Exercise objective: Rewrite the listing below as a Markdown table with the columns Row and Line, starting with the line that contains "512, 424, 528]" and going on through the line that contains "61, 231, 77]", both included. Give each line its own numbered row, skip any blank lines, and leave out everything outside that span.

== Provided data ==

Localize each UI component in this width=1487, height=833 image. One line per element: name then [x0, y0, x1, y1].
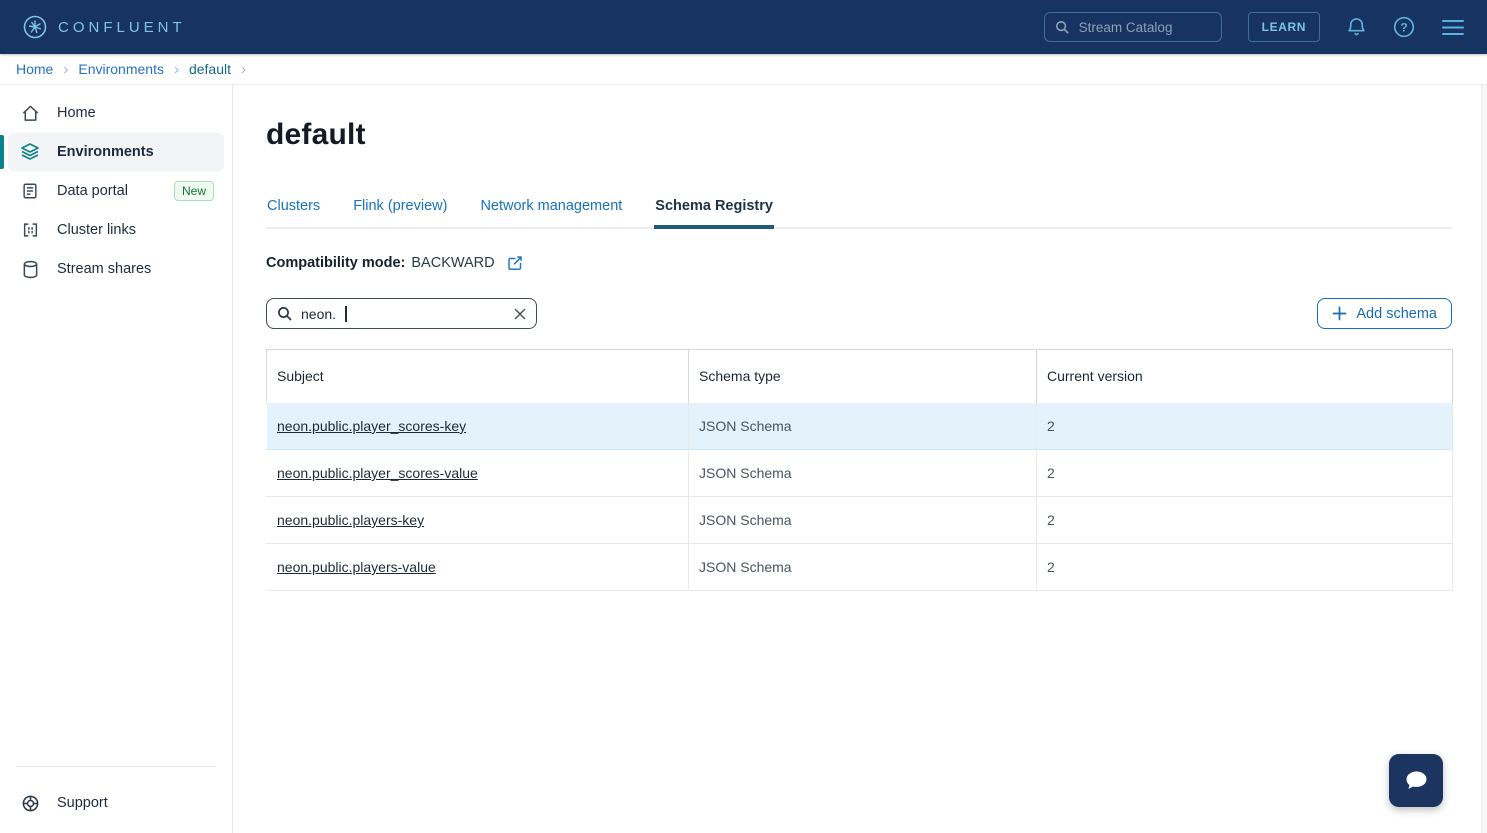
subject-link[interactable]: neon.public.players-key	[277, 512, 424, 528]
add-schema-button[interactable]: Add schema	[1317, 298, 1452, 329]
tab-bar: Clusters Flink (preview) Network managem…	[266, 198, 1452, 229]
layers-icon	[20, 142, 40, 162]
chevron-right-icon: ›	[63, 61, 68, 78]
stream-catalog-search[interactable]: Stream Catalog	[1044, 12, 1222, 42]
brand-name: CONFLUENT	[58, 19, 186, 36]
table-row: neon.public.players-key JSON Schema 2	[267, 497, 1453, 544]
table-row: neon.public.player_scores-key JSON Schem…	[267, 403, 1453, 450]
current-version-cell: 2	[1037, 497, 1453, 544]
chat-widget-button[interactable]	[1389, 754, 1443, 807]
sidebar-item-label: Support	[57, 795, 108, 811]
sidebar-item-environments[interactable]: Environments	[8, 133, 224, 171]
compatibility-mode-value: BACKWARD	[411, 255, 494, 271]
current-version-cell: 2	[1037, 403, 1453, 450]
tab-schema-registry[interactable]: Schema Registry	[654, 198, 774, 229]
notifications-button[interactable]	[1346, 16, 1367, 38]
table-row: neon.public.player_scores-value JSON Sch…	[267, 450, 1453, 497]
menu-icon	[1441, 18, 1465, 37]
sidebar-item-stream-shares[interactable]: Stream shares	[8, 250, 224, 288]
chat-bubble-icon	[1401, 767, 1431, 795]
subject-link[interactable]: neon.public.players-value	[277, 559, 436, 575]
search-icon	[277, 306, 293, 322]
current-version-cell: 2	[1037, 544, 1453, 591]
column-header-schema-type[interactable]: Schema type	[689, 350, 1037, 403]
current-version-cell: 2	[1037, 450, 1453, 497]
edit-compatibility-button[interactable]	[507, 255, 523, 271]
sidebar-item-label: Data portal	[57, 183, 128, 199]
learn-button[interactable]: LEARN	[1248, 12, 1320, 42]
main-content: default Clusters Flink (preview) Network…	[233, 85, 1487, 833]
page-title: default	[266, 118, 1452, 152]
breadcrumb-home[interactable]: Home	[16, 61, 53, 77]
search-icon	[1055, 20, 1070, 35]
plus-icon	[1332, 306, 1347, 321]
stream-catalog-placeholder: Stream Catalog	[1079, 20, 1173, 35]
tab-flink-preview[interactable]: Flink (preview)	[352, 198, 448, 229]
column-header-current-version[interactable]: Current version	[1037, 350, 1453, 403]
close-icon	[514, 308, 526, 320]
chevron-right-icon: ›	[174, 61, 179, 78]
sidebar-item-label: Home	[57, 105, 96, 121]
column-header-subject[interactable]: Subject	[267, 350, 689, 403]
breadcrumb-default[interactable]: default	[189, 61, 231, 77]
table-header-row: Subject Schema type Current version	[267, 350, 1453, 403]
compatibility-mode-label: Compatibility mode:	[266, 255, 405, 271]
clear-search-button[interactable]	[514, 308, 526, 320]
schema-toolbar: neon. Add schema	[266, 298, 1452, 329]
tab-clusters[interactable]: Clusters	[266, 198, 321, 229]
schema-type-cell: JSON Schema	[689, 497, 1037, 544]
database-icon	[20, 259, 40, 279]
sidebar: Home Environments Data portal New	[0, 85, 233, 833]
sidebar-item-data-portal[interactable]: Data portal New	[8, 172, 224, 210]
chevron-right-icon: ›	[241, 61, 246, 78]
confluent-logo-icon	[22, 14, 48, 40]
document-icon	[20, 181, 40, 201]
text-caret	[345, 306, 347, 322]
bell-icon	[1346, 16, 1367, 38]
table-row: neon.public.players-value JSON Schema 2	[267, 544, 1453, 591]
schema-type-cell: JSON Schema	[689, 544, 1037, 591]
edit-icon	[507, 255, 523, 271]
schema-type-cell: JSON Schema	[689, 403, 1037, 450]
schema-search-input[interactable]: neon.	[266, 298, 537, 329]
schemas-table: Subject Schema type Current version neon…	[266, 349, 1453, 591]
tab-network-management[interactable]: Network management	[479, 198, 623, 229]
lifebuoy-icon	[20, 793, 40, 813]
compatibility-mode-row: Compatibility mode: BACKWARD	[266, 255, 1452, 271]
new-badge: New	[174, 181, 214, 201]
main-menu-button[interactable]	[1441, 18, 1465, 37]
subject-link[interactable]: neon.public.player_scores-value	[277, 465, 478, 481]
subject-link[interactable]: neon.public.player_scores-key	[277, 418, 466, 434]
sidebar-item-support[interactable]: Support	[8, 784, 224, 822]
confluent-brand[interactable]: CONFLUENT	[22, 14, 186, 40]
help-button[interactable]: ?	[1393, 16, 1415, 38]
sidebar-item-label: Cluster links	[57, 222, 136, 238]
schema-search-value: neon.	[301, 306, 336, 322]
cluster-links-icon	[20, 220, 40, 240]
home-icon	[20, 103, 40, 123]
schema-type-cell: JSON Schema	[689, 450, 1037, 497]
scrollbar-track[interactable]	[1481, 85, 1487, 833]
add-schema-label: Add schema	[1356, 306, 1437, 322]
breadcrumb-environments[interactable]: Environments	[78, 61, 164, 77]
top-navigation-bar: CONFLUENT Stream Catalog LEARN	[0, 0, 1487, 54]
svg-text:?: ?	[1400, 20, 1407, 34]
breadcrumb: Home › Environments › default ›	[0, 54, 1487, 85]
sidebar-item-home[interactable]: Home	[8, 94, 224, 132]
sidebar-item-cluster-links[interactable]: Cluster links	[8, 211, 224, 249]
sidebar-divider	[16, 766, 216, 767]
sidebar-item-label: Environments	[57, 144, 154, 160]
help-icon: ?	[1393, 16, 1415, 38]
sidebar-item-label: Stream shares	[57, 261, 151, 277]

===

Answer to the task:
| Row | Line |
|---|---|
| 1 | subject-link[interactable]: neon.public.players-key	[277, 512, 424, 528] |
| 2 | add-schema-button[interactable]: Add schema	[1317, 298, 1452, 329] |
| 3 | tab-bar: Clusters Flink (preview) Network managem…	[266, 198, 1452, 229] |
| 4 | layers-icon	[20, 142, 40, 162] |
| 5 | chevron-right-icon: ›	[63, 61, 68, 78] |
| 6 | stream-catalog-search[interactable]: Stream Catalog	[1044, 12, 1222, 42] |
| 7 | brand-name: CONFLUENT	[58, 19, 186, 36] |
| 8 | table-row: neon.public.players-key JSON Schema 2	[267, 497, 1453, 544] |
| 9 | table-row: neon.public.player_scores-key JSON Schem…	[267, 403, 1453, 450] |
| 10 | current-version-cell: 2	[1037, 497, 1453, 544] |
| 11 | chat-widget-button[interactable]	[1389, 754, 1443, 807] |
| 12 | sidebar-item-label: Support	[57, 795, 108, 811] |
| 13 | sidebar-item-environments[interactable]: Environments	[8, 133, 224, 171] |
| 14 | compatibility-mode-value: BACKWARD	[411, 255, 494, 271] |
| 15 | current-version-cell: 2	[1037, 403, 1453, 450] |
| 16 | tab-schema-registry[interactable]: Schema Registry	[654, 198, 774, 229] |
| 17 | notifications-button[interactable]	[1346, 16, 1367, 38] |
| 18 | table-row: neon.public.player_scores-value JSON Sch…	[267, 450, 1453, 497] |
| 19 | menu-icon	[1441, 18, 1465, 37] |
| 20 | sidebar-item-stream-shares[interactable]: Stream shares	[8, 250, 224, 288] |
| 21 | chat-bubble-icon	[1401, 767, 1431, 795] |
| 22 | subject-link[interactable]: neon.public.players-value	[277, 559, 436, 575] |
| 23 | search-icon	[277, 306, 293, 322] |
| 24 | current-version-cell: 2	[1037, 544, 1453, 591] |
| 25 | column-header-schema-type[interactable]: Schema type	[689, 350, 1037, 403] |
| 26 | current-version-cell: 2	[1037, 450, 1453, 497] |
| 27 | edit-compatibility-button[interactable]	[507, 255, 523, 271] |
| 28 | sidebar-item-label: Data portal	[57, 183, 128, 199] |
| 29 | learn-button[interactable]: LEARN	[1248, 12, 1320, 42] |
| 30 | main-content: default Clusters Flink (preview) Network…	[233, 85, 1487, 833] |
| 31 | page-title: default	[266, 118, 1452, 152] |
| 32 | breadcrumb-home[interactable]: Home	[16, 61, 53, 77] |
| 33 | search-icon	[1055, 20, 1070, 35] |
| 34 | plus-icon	[1332, 306, 1347, 321] |
| 35 | stream-catalog-placeholder: Stream Catalog	[1079, 20, 1173, 35] |
| 36 | tab-flink-preview[interactable]: Flink (preview)	[352, 198, 448, 229] |
| 37 | column-header-current-version[interactable]: Current version	[1037, 350, 1453, 403] |
| 38 | close-icon	[514, 308, 526, 320] |
| 39 | chevron-right-icon: ›	[174, 61, 179, 78] |
| 40 | sidebar-item-label: Home	[57, 105, 96, 121] |
| 41 | column-header-subject[interactable]: Subject	[267, 350, 689, 403] |
| 42 | breadcrumb-default[interactable]: default	[189, 61, 231, 77] |